▶ [Written exercise A] Extract every line of the listing that holds the string "stop". Case counts.

### Source

This morning, at an actual uncancelled open (virtual) meeting, the SEC, by a vote of three to one (I wrote that part before the meeting), adopted new amendments to the proxy rules, modified from the original proposal issued in November last year, regarding proxy advisory firms (see this PubCo post). The amendments make proxy voting advice subject to the proxy solicitation rules and condition exemptions from those rules for proxy advisory firms, such as ISS and Glass Lewis, on disclosure of conflicts of interest and adoption of principles-based policies to make proxy voting advice available to the subject companies and to notify clients of company responses. The amendments also provide two non-exclusive safe harbors that satisfy the conditions to the exemptions. The SEC also voted by the same margin to publish new supplementary guidance to investment advisers addressing how advisers should consider company responses in light of the new amendments to the proxy rules. SEC Chair Jay Clayton observed that the final rules and guidance are the product of a 10-year effort—commencing with the SEC’s 2010 Concept Release on the U.S. Proxy System—which has led to “robust discussion” from all market participants. The original proposal issued in November generated substantial comment and criticism, and the SEC took much of it into account in developing the final rule, which now encourages what had been imperative in the proposal—namely that proxy advisors conduct a review and feedback process with issuers.

######
### Dataset rows

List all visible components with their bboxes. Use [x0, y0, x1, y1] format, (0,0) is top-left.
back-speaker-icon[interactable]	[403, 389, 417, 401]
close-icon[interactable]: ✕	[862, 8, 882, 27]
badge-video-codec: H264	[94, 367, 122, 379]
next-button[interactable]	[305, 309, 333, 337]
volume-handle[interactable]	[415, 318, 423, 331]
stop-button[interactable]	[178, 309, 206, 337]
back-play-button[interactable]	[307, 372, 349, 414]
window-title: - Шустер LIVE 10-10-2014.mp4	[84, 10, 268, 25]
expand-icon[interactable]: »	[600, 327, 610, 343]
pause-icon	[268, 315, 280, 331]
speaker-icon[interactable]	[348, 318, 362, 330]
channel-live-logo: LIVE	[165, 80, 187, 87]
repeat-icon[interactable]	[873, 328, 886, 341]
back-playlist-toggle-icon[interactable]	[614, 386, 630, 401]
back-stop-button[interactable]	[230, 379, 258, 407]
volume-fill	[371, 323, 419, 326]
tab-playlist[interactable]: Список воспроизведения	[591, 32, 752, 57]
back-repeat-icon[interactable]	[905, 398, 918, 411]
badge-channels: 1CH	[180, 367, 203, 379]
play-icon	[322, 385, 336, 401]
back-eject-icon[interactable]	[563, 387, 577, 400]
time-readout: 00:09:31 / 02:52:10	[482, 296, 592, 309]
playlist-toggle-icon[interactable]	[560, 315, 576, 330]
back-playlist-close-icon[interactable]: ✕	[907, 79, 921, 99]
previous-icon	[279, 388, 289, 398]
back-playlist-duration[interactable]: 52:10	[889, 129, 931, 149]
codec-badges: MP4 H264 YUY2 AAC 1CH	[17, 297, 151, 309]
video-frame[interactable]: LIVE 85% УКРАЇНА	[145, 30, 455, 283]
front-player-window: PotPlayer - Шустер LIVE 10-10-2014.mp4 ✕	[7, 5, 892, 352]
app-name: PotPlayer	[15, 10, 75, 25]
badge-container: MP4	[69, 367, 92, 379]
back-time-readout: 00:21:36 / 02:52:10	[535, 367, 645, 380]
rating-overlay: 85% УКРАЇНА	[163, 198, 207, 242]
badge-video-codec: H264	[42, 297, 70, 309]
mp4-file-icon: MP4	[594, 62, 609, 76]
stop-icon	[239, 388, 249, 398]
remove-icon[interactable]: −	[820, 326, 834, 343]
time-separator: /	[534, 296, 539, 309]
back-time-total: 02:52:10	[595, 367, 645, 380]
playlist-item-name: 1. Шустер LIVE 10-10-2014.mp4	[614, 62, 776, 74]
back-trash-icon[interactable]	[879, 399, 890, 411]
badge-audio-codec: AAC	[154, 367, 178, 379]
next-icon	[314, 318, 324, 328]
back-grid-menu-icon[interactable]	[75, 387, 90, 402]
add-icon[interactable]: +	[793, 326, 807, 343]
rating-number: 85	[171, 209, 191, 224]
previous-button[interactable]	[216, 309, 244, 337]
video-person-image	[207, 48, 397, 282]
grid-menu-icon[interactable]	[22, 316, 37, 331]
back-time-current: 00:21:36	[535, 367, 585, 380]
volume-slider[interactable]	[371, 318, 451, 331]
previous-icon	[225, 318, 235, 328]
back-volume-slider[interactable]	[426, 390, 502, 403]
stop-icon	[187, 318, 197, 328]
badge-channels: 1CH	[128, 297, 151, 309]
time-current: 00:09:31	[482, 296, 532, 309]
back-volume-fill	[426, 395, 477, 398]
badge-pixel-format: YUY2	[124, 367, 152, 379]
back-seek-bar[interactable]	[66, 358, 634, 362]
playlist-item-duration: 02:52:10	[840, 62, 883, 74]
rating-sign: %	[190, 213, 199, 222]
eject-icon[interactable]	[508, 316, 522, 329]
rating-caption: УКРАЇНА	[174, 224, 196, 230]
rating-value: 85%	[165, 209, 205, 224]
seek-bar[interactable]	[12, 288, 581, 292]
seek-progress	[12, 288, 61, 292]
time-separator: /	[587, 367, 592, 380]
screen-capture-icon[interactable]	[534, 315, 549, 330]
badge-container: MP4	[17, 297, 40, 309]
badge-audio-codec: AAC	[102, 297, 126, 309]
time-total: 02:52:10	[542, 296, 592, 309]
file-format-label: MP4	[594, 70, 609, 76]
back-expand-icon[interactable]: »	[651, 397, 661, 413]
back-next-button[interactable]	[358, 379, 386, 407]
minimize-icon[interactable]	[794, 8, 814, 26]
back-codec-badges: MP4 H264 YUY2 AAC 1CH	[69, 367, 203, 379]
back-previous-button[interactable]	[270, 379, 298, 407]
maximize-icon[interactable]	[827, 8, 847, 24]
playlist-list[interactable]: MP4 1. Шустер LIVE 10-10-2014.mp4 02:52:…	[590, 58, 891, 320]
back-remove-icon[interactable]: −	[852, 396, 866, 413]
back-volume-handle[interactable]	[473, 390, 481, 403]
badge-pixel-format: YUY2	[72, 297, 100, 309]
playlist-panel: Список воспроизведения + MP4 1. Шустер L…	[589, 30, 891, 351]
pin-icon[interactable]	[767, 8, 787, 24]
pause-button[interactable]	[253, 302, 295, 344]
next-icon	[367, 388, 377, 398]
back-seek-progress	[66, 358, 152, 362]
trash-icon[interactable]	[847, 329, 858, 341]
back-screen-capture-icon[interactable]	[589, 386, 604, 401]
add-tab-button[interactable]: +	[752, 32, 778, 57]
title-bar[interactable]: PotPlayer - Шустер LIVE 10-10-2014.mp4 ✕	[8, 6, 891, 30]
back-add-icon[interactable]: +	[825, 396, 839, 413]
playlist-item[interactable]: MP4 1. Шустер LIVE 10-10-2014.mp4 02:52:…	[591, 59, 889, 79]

######

▶ [Written exercise B] Decide whether each statement agrees with the passage on the SEC proxy advisory rules above: (i) the SEC adopted the amendments by a vote of three to one; (ii) the final rule requires proxy advisors to conduct a review and feedback process with issuers; (iii) the amendments provide two exclusive safe harbors. Answer yes or no for each, quoting the deciding words of the passage.

▶ [Written answer A]
stop-button[interactable]	[178, 309, 206, 337]
back-stop-button[interactable]	[230, 379, 258, 407]
stop-icon	[239, 388, 249, 398]
stop-icon	[187, 318, 197, 328]

▶ [Written answer B]
(i) Yes: "by a vote of three to one"
(ii) No: "the final rule, which now encourages what had been imperative in the proposal—namely that proxy advisors conduct a review and feedback process with issuers"
(iii) No: "two non-exclusive safe harbors"